◆ ASSIGNED TASK ◆
Answer these questions using the passage about Christmas and moms below.
(a) Instead of encouraging the two exhausted moms, what did the writer decide to do?
(b) What do some moms buy for their kids' teachers and coaches instead of making elaborate DIY gifts?
(c) What reason does the passage give for some moms putting gifts in gift bags?

◆ PASSAGE ◆
==========

These two moms had the idea of Christmas so incredibly confused. Somehow in their exhaustion and holiday anxiety they had lost sight of their worth as moms. You have no idea how badly I wanted to interject, how badly I wanted to jump in and encourage these two obviously exhausted moms. These two women who were clearly headed for holiday burn out, but I quickly decided in that moment that I would be better off minding my own business.


Are you feeling similar to these moms? Perhaps feeling like a Christmas mom fail. Are you overwhelmed by your Pinterest holiday bucket list? I want to take a minute to clear up a few things about Christmas for all moms.


•Some moms buy matching holiday pajamas and some moms don't have time or money to buy Instagram worthy pajamas. Both of these moms are worthy and both are GOOD moms.


•Some moms schedule family photos in time to print pretty Christmas cards, and some moms simply send a holiday text message. Both of these moms are worthy and both are GOOD moms.


•Some moms bake for weeks in preparation for Christmas, and some moms buy boxes of chocolate and a container of Oreos. Both of these moms are worthy and both are GOOD moms.


•Some moms do elaborate diy gifts for all of their kids teachers and coaches, and some moms buy coffee cards at the gas station on route for the last day of school. Both of these moms are worthy and both are GOOD moms.


•Some moms complete a lengthy holiday bucket list of family activities, and some moms cuddle on the couch watching Christmas movies every night. Both of these moms are worthy and both are GOOD moms.


•Some moms remember the ten different school Christmas spirit days in December and some moms totally forget them all. Both of these moms are worthy and both are GOOD moms.


•Some moms will wrap gifts in pretty paper with perfectly curled ribbons, and some moms put gifts in gift bags because they are short on time. Both of these moms are worthy and both are GOOD moms.

==========

◆ RAW DATA ◆

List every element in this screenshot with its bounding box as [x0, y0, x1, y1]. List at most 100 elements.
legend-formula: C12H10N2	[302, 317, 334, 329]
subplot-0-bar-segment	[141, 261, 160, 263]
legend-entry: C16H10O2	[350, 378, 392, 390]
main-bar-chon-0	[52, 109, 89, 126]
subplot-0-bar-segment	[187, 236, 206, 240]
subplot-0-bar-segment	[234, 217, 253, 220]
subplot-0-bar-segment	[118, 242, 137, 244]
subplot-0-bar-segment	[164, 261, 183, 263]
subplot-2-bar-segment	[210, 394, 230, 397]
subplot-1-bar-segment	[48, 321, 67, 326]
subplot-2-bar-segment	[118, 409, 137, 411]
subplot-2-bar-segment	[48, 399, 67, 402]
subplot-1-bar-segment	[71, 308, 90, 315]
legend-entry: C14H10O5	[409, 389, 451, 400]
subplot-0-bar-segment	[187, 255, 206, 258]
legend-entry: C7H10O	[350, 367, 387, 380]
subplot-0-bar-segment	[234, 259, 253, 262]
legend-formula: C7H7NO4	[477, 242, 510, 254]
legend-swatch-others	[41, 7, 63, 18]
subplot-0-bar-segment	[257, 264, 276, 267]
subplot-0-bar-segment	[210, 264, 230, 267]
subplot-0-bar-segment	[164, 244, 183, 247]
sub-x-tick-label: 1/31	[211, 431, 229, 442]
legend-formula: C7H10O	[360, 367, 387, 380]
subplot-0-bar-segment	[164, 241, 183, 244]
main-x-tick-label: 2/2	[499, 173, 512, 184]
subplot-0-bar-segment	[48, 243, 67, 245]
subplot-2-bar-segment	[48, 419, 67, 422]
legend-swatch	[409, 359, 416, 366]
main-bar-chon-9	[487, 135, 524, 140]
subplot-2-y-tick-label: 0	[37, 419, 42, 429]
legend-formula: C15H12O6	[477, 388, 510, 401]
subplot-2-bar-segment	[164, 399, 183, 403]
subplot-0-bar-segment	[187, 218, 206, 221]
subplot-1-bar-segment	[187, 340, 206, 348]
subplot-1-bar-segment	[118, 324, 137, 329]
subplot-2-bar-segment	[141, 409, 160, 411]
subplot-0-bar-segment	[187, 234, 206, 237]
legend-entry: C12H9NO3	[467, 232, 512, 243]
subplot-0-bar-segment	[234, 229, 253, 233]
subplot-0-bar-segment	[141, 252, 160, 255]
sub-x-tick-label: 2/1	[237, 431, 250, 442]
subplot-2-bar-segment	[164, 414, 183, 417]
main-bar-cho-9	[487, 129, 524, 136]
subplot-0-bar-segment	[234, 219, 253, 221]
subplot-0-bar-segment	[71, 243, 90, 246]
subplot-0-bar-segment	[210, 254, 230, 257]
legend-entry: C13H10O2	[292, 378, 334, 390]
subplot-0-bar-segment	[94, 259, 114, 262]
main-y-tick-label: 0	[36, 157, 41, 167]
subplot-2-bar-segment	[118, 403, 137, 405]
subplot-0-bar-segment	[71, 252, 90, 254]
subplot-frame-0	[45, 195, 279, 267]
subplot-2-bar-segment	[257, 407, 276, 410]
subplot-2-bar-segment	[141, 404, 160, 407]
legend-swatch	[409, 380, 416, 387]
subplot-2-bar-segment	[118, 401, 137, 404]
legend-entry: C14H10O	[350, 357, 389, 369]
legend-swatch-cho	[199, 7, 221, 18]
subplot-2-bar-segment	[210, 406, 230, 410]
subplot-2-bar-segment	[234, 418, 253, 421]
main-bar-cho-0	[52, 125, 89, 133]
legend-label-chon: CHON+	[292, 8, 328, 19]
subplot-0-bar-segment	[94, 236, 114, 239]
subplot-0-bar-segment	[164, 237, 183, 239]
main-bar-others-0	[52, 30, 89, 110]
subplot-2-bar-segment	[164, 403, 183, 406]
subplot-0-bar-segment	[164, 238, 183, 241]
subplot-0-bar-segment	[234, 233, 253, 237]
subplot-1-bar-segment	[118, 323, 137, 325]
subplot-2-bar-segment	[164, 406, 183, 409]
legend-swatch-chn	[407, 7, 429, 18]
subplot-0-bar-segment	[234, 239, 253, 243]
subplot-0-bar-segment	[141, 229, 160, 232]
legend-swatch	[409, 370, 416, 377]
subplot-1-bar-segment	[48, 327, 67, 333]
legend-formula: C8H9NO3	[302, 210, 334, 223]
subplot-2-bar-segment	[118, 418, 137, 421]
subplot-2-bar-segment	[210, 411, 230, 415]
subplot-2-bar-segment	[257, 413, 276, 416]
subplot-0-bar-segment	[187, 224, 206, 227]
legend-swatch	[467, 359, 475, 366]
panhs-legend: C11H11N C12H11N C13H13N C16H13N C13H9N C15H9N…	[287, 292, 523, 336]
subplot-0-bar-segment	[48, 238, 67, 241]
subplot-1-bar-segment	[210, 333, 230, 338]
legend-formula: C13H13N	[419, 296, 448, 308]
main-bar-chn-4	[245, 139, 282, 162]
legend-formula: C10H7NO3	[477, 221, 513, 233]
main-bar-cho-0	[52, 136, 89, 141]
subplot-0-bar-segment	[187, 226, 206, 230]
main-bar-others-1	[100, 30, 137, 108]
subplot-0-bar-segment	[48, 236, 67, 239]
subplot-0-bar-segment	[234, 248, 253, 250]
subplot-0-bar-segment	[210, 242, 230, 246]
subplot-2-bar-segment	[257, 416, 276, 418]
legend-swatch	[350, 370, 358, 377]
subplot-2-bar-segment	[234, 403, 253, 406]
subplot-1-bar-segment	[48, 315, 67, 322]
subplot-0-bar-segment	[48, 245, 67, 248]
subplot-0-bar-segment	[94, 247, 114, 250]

==========

◆ RESPONSE AREA ◆
(a) The writer decided to mind their own business.
(b) They buy coffee cards at the gas station on the way to the last day of school.
(c) They are short on time.